» **Your goal**: Scan the entries below and count the lines holding the string "placentation". Supply only the number.

--- Supplied records ---

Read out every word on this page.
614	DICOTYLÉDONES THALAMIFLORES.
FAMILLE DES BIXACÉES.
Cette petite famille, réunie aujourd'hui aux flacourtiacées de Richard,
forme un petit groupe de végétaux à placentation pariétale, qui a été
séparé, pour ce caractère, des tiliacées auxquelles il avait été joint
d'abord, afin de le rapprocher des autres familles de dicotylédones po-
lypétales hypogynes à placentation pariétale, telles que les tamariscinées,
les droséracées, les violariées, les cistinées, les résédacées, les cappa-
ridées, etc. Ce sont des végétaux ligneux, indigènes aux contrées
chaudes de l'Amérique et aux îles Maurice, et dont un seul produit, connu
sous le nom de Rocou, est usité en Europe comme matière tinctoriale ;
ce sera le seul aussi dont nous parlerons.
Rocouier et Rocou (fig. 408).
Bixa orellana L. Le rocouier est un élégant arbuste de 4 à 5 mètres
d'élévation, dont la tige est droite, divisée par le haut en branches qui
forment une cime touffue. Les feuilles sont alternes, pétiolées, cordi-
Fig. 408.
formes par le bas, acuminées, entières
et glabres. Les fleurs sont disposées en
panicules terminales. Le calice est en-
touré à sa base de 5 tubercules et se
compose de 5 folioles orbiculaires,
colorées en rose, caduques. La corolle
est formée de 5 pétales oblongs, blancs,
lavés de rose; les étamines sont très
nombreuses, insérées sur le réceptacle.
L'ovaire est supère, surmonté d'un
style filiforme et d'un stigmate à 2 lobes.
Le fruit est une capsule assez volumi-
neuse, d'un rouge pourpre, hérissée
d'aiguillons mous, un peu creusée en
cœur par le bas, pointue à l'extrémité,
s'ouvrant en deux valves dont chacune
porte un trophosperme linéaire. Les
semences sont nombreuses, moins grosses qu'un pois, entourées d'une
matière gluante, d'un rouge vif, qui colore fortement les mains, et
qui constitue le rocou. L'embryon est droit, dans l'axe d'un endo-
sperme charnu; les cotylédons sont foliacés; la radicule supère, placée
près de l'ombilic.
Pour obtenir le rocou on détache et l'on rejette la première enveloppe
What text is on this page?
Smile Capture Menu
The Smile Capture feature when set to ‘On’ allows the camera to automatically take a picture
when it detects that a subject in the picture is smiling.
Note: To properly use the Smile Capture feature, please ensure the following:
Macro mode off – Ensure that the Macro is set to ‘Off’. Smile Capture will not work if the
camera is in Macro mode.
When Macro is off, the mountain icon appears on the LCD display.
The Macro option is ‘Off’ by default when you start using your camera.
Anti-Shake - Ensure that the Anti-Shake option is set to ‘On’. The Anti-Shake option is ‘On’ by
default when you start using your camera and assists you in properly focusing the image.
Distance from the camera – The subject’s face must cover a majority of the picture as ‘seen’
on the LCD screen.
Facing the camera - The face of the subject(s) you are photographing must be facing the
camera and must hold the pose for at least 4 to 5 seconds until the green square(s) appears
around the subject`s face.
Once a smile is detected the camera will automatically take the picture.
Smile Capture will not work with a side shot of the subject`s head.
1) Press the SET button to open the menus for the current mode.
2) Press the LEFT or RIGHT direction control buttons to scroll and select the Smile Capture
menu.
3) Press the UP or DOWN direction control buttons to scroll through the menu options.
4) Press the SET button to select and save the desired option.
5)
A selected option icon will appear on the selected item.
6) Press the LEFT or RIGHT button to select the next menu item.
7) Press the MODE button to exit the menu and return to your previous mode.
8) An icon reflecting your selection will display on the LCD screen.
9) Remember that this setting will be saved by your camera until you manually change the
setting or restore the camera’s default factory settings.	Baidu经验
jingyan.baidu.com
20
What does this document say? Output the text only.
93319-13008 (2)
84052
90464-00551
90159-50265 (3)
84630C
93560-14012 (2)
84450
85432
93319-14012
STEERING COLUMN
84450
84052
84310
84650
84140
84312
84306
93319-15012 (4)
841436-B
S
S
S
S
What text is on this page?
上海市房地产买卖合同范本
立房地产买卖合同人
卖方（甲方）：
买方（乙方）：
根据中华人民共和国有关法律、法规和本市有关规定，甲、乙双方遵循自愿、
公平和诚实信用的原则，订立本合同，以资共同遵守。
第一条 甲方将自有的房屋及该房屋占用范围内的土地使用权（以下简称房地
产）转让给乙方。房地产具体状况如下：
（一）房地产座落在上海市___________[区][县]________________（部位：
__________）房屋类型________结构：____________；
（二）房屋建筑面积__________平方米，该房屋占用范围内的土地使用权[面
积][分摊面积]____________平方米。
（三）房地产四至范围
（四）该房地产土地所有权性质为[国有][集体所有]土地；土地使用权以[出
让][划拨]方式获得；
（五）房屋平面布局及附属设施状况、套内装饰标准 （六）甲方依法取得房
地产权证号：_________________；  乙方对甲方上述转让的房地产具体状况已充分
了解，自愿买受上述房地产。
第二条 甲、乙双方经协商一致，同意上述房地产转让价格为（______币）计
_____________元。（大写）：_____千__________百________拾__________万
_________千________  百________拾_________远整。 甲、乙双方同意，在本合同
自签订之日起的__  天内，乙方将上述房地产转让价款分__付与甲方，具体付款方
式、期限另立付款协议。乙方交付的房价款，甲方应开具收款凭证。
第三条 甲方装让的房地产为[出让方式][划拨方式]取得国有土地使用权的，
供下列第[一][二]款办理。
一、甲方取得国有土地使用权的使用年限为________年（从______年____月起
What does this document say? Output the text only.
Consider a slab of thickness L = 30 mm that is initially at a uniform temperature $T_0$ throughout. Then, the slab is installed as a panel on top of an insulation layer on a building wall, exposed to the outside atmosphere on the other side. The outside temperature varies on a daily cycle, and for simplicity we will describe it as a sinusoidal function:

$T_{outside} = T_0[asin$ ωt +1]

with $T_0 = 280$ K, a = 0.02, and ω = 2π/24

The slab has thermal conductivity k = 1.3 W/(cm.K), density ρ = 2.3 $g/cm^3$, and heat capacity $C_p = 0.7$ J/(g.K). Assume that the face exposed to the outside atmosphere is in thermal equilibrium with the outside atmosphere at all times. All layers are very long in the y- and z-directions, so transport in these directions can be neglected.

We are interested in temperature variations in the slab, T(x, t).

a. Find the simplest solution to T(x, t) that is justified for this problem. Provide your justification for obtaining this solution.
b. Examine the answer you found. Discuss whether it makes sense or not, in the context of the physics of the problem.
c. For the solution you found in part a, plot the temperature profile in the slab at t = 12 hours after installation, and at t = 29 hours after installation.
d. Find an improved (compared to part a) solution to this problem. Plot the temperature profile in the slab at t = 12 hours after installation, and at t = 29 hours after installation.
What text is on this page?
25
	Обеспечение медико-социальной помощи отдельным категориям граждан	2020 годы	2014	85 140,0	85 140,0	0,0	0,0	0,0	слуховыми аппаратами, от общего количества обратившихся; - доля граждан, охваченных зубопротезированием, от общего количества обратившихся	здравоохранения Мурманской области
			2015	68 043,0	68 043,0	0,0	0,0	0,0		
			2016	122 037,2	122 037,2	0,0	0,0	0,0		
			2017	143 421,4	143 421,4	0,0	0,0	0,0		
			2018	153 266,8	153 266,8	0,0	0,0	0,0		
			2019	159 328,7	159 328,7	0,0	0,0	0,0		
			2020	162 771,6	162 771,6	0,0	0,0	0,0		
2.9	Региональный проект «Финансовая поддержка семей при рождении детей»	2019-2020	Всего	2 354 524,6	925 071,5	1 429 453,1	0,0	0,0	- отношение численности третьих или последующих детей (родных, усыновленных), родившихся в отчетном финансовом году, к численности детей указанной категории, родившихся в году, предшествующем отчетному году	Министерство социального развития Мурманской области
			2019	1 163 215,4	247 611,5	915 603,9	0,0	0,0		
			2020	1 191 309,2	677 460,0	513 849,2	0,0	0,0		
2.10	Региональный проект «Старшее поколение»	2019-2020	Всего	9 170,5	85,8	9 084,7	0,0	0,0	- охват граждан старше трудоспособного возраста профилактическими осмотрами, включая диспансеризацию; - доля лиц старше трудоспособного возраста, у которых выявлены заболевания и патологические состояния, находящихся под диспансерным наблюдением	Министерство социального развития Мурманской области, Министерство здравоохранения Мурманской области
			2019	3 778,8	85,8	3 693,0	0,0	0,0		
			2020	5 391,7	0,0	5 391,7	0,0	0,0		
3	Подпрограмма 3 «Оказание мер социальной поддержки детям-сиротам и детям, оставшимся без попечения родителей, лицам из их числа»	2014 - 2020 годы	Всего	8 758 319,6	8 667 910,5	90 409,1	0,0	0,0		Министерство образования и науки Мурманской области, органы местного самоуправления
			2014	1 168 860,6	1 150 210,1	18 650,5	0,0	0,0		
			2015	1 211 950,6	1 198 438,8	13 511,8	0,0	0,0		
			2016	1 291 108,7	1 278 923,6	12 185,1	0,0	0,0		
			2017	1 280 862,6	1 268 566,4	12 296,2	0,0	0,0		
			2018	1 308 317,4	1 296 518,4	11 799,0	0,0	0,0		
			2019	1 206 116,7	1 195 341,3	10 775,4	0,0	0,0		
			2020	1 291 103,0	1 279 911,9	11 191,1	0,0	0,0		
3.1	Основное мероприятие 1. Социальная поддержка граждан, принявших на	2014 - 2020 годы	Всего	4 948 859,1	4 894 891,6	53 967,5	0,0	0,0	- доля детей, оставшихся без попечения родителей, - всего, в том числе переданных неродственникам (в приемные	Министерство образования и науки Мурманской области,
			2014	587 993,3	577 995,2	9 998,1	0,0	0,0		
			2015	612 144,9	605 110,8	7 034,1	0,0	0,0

---

» **Answer to the problem**: 2